● **Exercise prompt**
List every line in this data where the string "What" occurs.

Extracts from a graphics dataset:

== == ==

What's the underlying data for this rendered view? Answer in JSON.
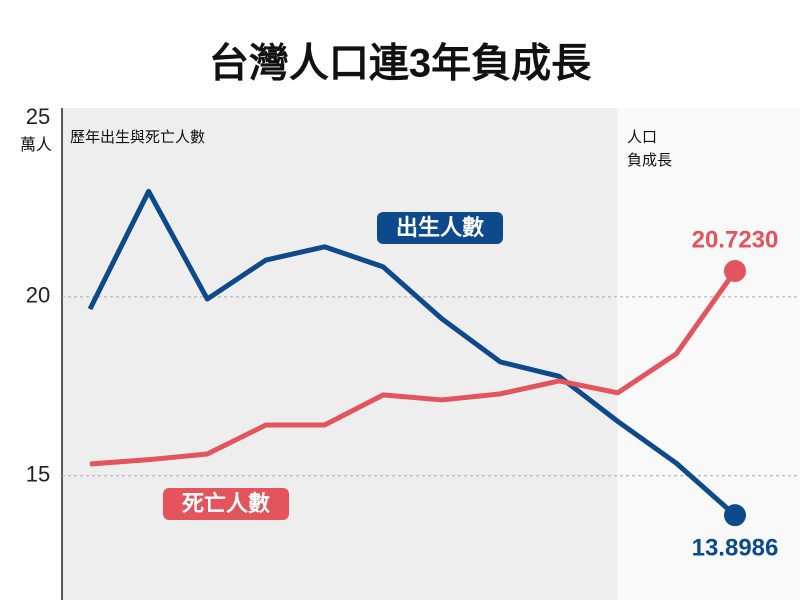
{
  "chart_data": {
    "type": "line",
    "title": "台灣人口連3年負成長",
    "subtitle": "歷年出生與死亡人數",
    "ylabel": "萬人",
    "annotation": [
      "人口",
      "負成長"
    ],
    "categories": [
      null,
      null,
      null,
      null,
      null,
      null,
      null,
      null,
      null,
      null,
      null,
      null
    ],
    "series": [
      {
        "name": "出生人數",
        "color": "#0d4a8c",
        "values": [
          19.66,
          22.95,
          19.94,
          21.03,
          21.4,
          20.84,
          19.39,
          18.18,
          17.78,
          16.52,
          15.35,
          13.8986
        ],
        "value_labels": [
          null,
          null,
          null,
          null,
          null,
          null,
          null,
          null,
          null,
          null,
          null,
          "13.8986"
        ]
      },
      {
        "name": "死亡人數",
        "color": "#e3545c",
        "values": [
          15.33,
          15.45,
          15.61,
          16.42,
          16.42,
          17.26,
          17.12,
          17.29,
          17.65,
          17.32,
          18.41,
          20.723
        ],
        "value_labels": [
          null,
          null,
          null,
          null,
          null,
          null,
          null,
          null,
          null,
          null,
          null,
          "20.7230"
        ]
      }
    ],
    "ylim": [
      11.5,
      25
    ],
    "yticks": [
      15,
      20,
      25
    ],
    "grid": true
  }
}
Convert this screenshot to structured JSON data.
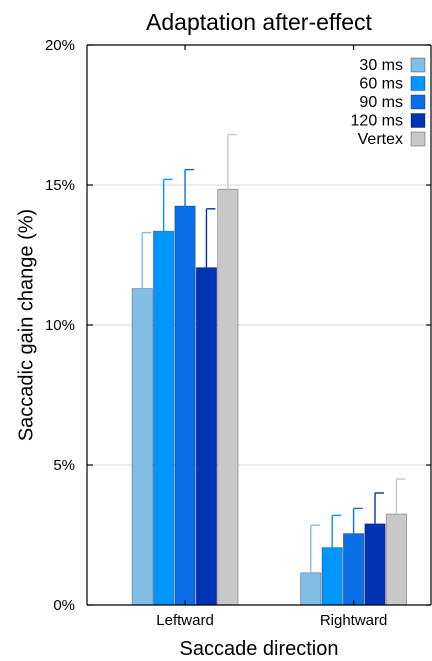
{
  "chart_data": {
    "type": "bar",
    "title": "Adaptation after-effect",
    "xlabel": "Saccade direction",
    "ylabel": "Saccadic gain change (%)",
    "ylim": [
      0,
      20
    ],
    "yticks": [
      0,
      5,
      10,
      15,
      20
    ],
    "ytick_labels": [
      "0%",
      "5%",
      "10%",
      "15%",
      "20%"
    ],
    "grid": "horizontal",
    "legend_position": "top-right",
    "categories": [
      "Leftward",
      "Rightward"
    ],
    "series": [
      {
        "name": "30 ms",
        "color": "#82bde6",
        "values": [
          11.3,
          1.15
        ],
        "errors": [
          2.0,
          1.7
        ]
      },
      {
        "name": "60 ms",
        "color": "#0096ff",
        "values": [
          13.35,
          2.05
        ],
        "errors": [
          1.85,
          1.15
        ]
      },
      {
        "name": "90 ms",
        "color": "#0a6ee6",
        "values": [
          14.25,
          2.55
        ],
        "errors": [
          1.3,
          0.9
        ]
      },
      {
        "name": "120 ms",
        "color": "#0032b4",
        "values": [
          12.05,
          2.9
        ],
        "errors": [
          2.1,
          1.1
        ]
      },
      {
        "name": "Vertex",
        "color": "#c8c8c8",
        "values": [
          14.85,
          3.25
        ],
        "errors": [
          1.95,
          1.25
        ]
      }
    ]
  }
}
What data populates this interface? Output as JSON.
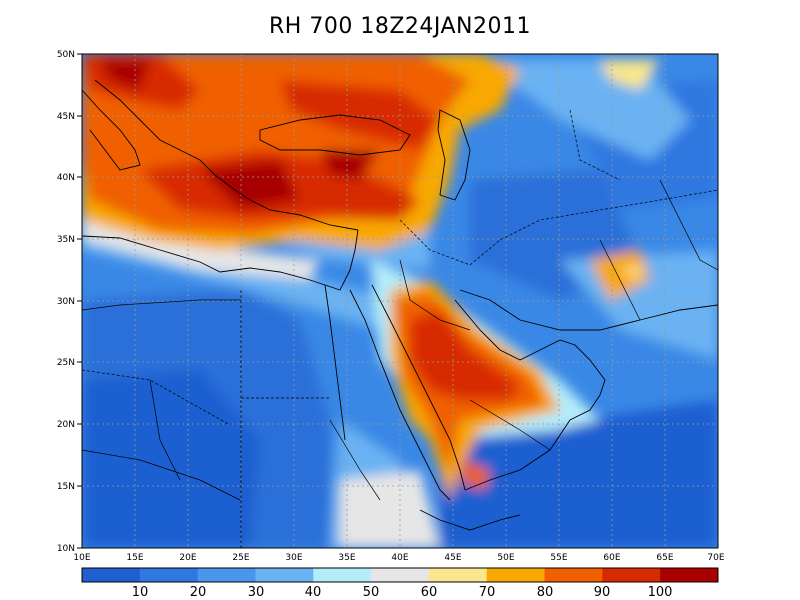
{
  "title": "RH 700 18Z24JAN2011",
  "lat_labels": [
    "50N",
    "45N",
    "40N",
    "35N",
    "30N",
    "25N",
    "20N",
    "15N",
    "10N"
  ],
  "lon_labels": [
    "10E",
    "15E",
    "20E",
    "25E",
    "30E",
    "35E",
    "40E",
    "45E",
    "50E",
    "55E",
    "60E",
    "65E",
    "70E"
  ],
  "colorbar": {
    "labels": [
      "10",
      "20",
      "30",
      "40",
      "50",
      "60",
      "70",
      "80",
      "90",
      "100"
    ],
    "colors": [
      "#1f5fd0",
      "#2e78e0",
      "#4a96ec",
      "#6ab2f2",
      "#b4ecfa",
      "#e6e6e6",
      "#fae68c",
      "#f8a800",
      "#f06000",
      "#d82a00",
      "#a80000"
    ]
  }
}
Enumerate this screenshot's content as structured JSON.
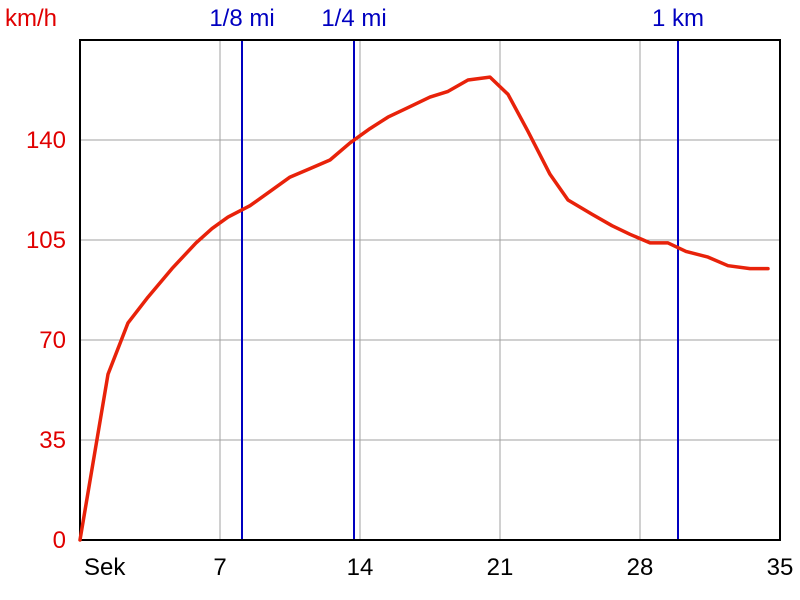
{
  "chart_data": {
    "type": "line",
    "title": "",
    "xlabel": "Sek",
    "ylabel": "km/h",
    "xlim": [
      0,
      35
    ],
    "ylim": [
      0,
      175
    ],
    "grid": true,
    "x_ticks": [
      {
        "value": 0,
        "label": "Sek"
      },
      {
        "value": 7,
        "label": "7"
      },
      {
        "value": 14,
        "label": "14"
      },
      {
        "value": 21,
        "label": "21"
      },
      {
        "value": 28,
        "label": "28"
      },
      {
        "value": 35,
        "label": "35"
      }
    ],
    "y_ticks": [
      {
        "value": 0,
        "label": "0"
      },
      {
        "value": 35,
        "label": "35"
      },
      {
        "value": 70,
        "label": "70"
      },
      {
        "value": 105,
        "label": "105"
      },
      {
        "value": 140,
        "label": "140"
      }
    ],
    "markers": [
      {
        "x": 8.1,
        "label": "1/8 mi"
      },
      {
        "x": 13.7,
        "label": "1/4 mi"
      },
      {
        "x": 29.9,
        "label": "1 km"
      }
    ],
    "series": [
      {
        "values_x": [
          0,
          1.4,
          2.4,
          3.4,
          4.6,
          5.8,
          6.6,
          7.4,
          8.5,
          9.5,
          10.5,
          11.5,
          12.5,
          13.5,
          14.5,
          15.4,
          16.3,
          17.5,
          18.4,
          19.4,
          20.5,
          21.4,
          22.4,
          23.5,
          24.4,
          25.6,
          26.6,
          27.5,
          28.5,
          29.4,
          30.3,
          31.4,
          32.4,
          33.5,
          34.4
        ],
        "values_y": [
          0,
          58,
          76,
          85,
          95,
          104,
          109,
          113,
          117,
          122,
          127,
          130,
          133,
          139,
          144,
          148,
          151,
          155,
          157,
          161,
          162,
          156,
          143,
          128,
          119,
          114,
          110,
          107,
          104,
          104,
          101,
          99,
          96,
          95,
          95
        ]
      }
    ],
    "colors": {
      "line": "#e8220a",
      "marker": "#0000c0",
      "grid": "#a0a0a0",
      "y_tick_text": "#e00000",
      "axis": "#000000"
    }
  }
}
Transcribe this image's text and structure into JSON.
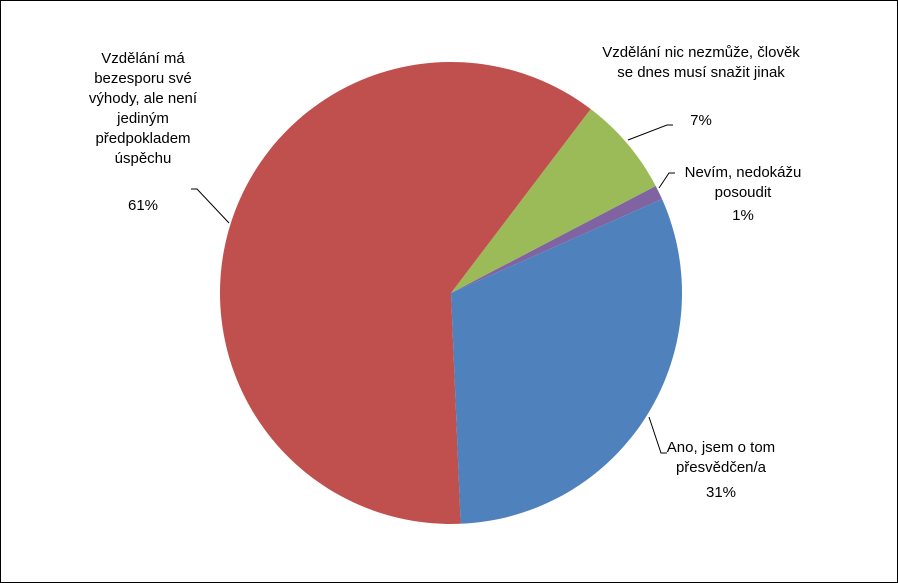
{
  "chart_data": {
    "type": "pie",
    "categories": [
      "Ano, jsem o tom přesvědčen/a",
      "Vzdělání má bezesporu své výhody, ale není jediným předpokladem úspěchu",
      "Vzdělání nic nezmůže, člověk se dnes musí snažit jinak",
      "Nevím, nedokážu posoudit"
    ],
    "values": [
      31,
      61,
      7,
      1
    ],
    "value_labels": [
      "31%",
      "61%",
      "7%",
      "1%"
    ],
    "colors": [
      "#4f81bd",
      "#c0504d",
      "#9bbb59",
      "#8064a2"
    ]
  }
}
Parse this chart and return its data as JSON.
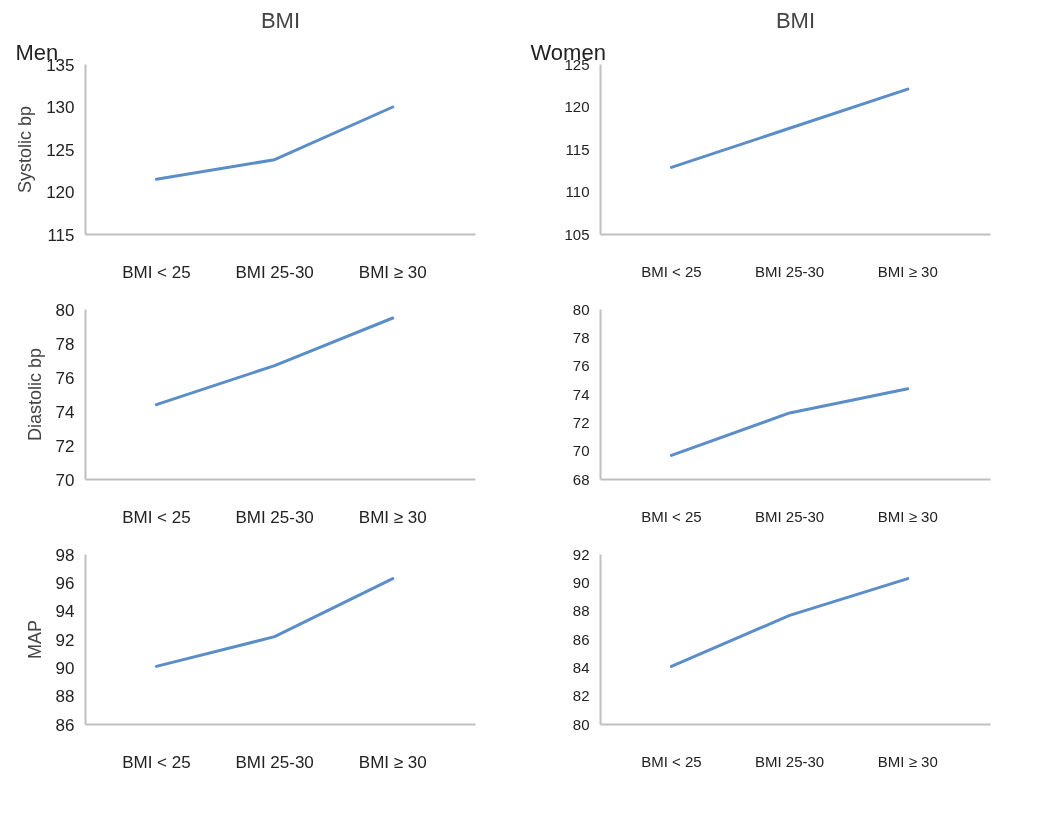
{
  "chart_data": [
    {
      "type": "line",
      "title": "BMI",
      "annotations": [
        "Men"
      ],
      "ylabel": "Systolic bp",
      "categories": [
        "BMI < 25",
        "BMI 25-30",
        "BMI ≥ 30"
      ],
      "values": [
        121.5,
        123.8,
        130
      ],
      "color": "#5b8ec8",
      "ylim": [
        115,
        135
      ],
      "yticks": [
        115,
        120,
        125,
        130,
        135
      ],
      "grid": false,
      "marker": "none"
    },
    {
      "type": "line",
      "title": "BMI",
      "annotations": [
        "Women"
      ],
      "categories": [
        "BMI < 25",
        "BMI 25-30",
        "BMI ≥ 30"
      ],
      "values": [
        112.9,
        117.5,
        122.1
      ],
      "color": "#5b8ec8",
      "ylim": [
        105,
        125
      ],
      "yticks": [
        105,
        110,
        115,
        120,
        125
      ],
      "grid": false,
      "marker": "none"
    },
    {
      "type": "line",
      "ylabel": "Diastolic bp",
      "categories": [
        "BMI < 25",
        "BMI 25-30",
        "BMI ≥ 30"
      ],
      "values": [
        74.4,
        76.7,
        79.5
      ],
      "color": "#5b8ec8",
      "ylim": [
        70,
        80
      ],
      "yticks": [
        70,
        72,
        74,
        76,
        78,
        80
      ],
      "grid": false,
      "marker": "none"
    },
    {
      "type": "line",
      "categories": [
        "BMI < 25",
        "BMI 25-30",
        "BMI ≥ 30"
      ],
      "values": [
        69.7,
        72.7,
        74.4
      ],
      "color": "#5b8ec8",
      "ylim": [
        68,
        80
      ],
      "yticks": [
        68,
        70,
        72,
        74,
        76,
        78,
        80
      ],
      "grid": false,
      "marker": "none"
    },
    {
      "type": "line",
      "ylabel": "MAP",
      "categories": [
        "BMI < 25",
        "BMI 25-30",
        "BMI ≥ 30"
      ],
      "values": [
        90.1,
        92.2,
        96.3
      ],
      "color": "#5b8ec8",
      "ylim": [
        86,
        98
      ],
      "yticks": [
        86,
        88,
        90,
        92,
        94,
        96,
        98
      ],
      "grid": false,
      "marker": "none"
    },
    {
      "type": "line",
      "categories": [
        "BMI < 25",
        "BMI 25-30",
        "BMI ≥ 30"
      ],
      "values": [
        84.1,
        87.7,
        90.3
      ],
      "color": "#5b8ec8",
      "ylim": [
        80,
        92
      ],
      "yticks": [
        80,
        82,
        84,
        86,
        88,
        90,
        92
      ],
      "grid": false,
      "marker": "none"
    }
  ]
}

== == ==

● **Final result**
What's the underlying data for this rendered view? Answer in JSON.
What data populates this interface? Output as JSON.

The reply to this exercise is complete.